RECORDS TO USE
────────────────────────────────────────

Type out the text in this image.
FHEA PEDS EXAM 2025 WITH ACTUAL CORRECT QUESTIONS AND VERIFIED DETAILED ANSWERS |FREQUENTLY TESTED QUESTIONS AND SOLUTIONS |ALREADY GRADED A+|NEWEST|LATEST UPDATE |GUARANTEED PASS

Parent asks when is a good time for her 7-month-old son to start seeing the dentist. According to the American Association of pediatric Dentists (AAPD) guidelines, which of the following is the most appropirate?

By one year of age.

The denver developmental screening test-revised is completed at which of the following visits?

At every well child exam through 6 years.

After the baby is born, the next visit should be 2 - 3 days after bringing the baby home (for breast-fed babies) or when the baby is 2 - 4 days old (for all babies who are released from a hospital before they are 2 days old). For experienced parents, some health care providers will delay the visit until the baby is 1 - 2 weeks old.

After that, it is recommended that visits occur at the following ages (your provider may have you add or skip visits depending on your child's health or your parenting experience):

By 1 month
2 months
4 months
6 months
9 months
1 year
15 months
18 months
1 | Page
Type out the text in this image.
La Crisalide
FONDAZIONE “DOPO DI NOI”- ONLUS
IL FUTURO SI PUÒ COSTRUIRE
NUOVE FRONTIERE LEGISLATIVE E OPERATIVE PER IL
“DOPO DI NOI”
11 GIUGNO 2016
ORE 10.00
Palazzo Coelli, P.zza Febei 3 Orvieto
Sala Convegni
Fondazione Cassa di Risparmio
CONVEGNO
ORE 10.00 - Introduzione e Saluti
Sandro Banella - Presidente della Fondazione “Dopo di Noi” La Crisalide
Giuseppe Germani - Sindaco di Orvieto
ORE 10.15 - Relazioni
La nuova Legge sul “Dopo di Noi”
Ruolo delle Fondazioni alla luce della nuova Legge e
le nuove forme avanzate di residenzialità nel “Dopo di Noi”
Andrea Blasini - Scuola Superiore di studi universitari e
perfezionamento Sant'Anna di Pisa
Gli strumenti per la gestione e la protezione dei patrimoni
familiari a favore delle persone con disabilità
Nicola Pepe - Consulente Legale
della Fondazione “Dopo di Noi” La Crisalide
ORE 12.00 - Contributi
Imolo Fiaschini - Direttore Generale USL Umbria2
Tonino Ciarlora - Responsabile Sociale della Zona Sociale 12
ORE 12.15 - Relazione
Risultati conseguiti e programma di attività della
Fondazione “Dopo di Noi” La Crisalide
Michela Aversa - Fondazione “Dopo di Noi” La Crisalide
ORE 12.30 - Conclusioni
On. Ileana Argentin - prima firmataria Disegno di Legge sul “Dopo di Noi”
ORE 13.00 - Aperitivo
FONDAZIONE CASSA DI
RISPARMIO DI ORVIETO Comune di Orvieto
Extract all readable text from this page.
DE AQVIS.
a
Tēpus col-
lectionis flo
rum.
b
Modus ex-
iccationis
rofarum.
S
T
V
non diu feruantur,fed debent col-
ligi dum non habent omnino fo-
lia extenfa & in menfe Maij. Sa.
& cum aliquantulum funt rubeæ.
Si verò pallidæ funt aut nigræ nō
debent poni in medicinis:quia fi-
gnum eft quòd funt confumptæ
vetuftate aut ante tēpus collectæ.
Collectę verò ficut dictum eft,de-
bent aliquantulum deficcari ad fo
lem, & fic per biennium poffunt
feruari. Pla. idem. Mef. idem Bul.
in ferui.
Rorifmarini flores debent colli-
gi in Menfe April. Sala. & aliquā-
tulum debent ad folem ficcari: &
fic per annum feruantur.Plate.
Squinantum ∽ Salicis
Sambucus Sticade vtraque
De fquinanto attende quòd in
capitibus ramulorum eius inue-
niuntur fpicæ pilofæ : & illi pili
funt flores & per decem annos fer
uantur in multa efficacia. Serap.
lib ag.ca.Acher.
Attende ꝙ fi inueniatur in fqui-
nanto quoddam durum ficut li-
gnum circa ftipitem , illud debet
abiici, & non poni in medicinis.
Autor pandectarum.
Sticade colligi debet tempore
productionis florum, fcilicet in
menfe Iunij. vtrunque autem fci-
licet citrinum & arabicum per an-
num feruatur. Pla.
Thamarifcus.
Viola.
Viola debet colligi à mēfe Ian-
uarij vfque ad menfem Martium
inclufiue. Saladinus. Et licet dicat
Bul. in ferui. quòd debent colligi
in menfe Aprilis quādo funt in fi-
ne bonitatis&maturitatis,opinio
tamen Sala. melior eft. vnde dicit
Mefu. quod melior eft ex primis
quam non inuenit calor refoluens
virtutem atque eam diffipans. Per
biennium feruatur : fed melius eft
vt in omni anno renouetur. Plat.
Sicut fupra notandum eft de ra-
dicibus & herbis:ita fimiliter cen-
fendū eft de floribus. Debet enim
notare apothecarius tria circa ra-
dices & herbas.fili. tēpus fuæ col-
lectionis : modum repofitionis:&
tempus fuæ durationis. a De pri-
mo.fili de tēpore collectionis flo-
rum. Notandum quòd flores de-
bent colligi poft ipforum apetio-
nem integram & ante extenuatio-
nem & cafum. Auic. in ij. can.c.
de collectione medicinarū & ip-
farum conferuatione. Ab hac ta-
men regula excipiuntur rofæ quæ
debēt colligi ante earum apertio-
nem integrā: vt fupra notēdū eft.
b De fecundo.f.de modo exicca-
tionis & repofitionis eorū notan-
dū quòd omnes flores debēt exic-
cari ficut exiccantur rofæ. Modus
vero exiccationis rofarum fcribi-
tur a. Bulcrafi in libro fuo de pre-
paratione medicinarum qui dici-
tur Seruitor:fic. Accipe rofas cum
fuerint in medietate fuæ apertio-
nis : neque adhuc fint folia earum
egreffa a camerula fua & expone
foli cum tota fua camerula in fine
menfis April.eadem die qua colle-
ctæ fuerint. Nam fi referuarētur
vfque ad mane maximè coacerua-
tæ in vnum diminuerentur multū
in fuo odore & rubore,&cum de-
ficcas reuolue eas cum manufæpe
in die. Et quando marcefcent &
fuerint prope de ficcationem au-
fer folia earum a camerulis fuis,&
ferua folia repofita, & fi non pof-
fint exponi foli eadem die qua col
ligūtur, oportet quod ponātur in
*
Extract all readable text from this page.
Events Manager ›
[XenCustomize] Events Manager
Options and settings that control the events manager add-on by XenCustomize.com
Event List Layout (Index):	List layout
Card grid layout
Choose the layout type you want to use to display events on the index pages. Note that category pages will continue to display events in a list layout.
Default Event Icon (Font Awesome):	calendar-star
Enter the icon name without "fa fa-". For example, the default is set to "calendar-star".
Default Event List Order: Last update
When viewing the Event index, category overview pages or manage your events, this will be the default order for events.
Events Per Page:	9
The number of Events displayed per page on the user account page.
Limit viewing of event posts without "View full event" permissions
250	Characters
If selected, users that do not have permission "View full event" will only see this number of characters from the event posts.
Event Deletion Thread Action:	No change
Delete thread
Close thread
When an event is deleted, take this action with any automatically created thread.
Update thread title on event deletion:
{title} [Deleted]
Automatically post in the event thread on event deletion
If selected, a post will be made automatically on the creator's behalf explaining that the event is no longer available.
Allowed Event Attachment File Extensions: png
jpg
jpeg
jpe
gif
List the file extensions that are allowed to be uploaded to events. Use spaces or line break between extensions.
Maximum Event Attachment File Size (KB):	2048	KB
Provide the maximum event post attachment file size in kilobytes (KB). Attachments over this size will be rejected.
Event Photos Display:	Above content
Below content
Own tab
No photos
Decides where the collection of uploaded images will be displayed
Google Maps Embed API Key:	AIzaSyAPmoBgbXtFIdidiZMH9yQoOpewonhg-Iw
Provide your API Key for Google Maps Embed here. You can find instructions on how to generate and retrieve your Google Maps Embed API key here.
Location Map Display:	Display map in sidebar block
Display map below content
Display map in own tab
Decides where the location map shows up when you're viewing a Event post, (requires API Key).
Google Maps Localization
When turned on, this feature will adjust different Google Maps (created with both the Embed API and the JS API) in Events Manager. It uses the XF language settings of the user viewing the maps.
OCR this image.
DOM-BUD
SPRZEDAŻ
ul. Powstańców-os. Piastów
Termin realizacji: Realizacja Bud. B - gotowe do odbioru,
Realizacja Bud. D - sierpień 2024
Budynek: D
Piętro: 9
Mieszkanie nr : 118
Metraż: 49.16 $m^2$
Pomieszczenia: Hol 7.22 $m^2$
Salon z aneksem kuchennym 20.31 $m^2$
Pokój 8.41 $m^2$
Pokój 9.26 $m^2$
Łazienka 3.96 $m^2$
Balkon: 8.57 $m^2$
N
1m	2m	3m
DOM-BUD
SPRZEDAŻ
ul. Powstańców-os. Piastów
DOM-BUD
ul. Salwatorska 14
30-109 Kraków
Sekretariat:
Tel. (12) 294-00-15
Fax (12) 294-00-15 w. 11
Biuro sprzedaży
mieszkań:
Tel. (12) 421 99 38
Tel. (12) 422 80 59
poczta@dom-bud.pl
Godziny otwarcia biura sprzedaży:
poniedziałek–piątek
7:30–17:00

────────────────────────────────────────

EXERCISE REQUIREMENTS
Extract lines where the string "fint" occurs.

ANSWER TO THIS EXERCISE
nis : neque adhuc fint folia earum
fint exponi foli eadem die qua col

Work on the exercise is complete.